**GOAL:** Reproduce the rows below, substituting "chevron-icon" for each occurrence of "caret-icon" and keeping everything else unchanged.

(Spatial layout data)
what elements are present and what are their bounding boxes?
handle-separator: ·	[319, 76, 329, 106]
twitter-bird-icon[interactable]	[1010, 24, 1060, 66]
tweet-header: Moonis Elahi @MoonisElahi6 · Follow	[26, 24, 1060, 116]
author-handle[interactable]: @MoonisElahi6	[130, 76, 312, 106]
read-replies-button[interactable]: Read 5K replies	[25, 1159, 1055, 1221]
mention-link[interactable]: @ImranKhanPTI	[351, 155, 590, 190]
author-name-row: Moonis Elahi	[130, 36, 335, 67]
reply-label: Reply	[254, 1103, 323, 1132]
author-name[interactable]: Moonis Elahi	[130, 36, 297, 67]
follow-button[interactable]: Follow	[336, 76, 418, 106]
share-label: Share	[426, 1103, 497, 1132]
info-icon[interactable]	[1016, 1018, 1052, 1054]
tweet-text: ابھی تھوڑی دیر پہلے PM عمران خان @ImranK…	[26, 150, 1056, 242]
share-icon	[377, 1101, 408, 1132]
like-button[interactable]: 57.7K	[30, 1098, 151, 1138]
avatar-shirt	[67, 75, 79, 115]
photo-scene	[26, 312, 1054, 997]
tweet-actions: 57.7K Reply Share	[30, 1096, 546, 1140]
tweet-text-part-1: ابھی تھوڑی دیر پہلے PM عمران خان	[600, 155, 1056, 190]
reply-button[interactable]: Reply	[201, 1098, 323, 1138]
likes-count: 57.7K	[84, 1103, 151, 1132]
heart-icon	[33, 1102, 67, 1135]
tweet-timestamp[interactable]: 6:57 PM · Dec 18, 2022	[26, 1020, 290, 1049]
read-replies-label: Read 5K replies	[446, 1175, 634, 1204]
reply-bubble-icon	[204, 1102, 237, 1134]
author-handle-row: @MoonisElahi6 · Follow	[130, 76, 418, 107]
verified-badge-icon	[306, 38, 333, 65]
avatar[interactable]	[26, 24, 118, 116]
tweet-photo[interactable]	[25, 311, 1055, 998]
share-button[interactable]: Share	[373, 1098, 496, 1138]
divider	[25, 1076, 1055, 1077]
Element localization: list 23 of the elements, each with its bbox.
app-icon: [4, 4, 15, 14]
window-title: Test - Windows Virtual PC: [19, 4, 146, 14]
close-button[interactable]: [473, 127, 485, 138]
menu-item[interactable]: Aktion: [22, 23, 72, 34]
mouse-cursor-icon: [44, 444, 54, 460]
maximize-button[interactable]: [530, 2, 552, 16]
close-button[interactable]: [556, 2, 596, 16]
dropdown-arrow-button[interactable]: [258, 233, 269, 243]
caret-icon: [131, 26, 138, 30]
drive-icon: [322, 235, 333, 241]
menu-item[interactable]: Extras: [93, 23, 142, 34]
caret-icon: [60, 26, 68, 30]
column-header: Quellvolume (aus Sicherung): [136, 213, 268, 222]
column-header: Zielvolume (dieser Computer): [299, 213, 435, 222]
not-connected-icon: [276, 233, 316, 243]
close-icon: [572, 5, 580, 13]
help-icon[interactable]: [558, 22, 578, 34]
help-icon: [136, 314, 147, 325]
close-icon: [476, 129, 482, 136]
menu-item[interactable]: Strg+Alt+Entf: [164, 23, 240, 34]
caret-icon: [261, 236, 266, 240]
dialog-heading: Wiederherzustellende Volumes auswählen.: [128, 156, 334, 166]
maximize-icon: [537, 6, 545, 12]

**WRITTEN ANSWER:**
what elements are present and what are their bounding boxes?
handle-separator: ·	[319, 76, 329, 106]
twitter-bird-icon[interactable]	[1010, 24, 1060, 66]
tweet-header: Moonis Elahi @MoonisElahi6 · Follow	[26, 24, 1060, 116]
author-handle[interactable]: @MoonisElahi6	[130, 76, 312, 106]
read-replies-button[interactable]: Read 5K replies	[25, 1159, 1055, 1221]
mention-link[interactable]: @ImranKhanPTI	[351, 155, 590, 190]
author-name-row: Moonis Elahi	[130, 36, 335, 67]
reply-label: Reply	[254, 1103, 323, 1132]
author-name[interactable]: Moonis Elahi	[130, 36, 297, 67]
follow-button[interactable]: Follow	[336, 76, 418, 106]
share-label: Share	[426, 1103, 497, 1132]
info-icon[interactable]	[1016, 1018, 1052, 1054]
tweet-text: ابھی تھوڑی دیر پہلے PM عمران خان @ImranK…	[26, 150, 1056, 242]
share-icon	[377, 1101, 408, 1132]
like-button[interactable]: 57.7K	[30, 1098, 151, 1138]
avatar-shirt	[67, 75, 79, 115]
photo-scene	[26, 312, 1054, 997]
tweet-actions: 57.7K Reply Share	[30, 1096, 546, 1140]
tweet-text-part-1: ابھی تھوڑی دیر پہلے PM عمران خان	[600, 155, 1056, 190]
reply-button[interactable]: Reply	[201, 1098, 323, 1138]
likes-count: 57.7K	[84, 1103, 151, 1132]
heart-icon	[33, 1102, 67, 1135]
tweet-timestamp[interactable]: 6:57 PM · Dec 18, 2022	[26, 1020, 290, 1049]
read-replies-label: Read 5K replies	[446, 1175, 634, 1204]
reply-bubble-icon	[204, 1102, 237, 1134]
author-handle-row: @MoonisElahi6 · Follow	[130, 76, 418, 107]
verified-badge-icon	[306, 38, 333, 65]
avatar[interactable]	[26, 24, 118, 116]
tweet-photo[interactable]	[25, 311, 1055, 998]
share-button[interactable]: Share	[373, 1098, 496, 1138]
divider	[25, 1076, 1055, 1077]
Element localization: list 23 of the elements, each with its bbox.
app-icon: [4, 4, 15, 14]
window-title: Test - Windows Virtual PC: [19, 4, 146, 14]
close-button[interactable]: [473, 127, 485, 138]
menu-item[interactable]: Aktion: [22, 23, 72, 34]
mouse-cursor-icon: [44, 444, 54, 460]
maximize-button[interactable]: [530, 2, 552, 16]
close-button[interactable]: [556, 2, 596, 16]
dropdown-arrow-button[interactable]: [258, 233, 269, 243]
chevron-icon: [131, 26, 138, 30]
drive-icon: [322, 235, 333, 241]
menu-item[interactable]: Extras: [93, 23, 142, 34]
chevron-icon: [60, 26, 68, 30]
column-header: Quellvolume (aus Sicherung): [136, 213, 268, 222]
column-header: Zielvolume (dieser Computer): [299, 213, 435, 222]
not-connected-icon: [276, 233, 316, 243]
close-icon: [572, 5, 580, 13]
help-icon[interactable]: [558, 22, 578, 34]
help-icon: [136, 314, 147, 325]
close-icon: [476, 129, 482, 136]
menu-item[interactable]: Strg+Alt+Entf: [164, 23, 240, 34]
chevron-icon: [261, 236, 266, 240]
dialog-heading: Wiederherzustellende Volumes auswählen.: [128, 156, 334, 166]
maximize-icon: [537, 6, 545, 12]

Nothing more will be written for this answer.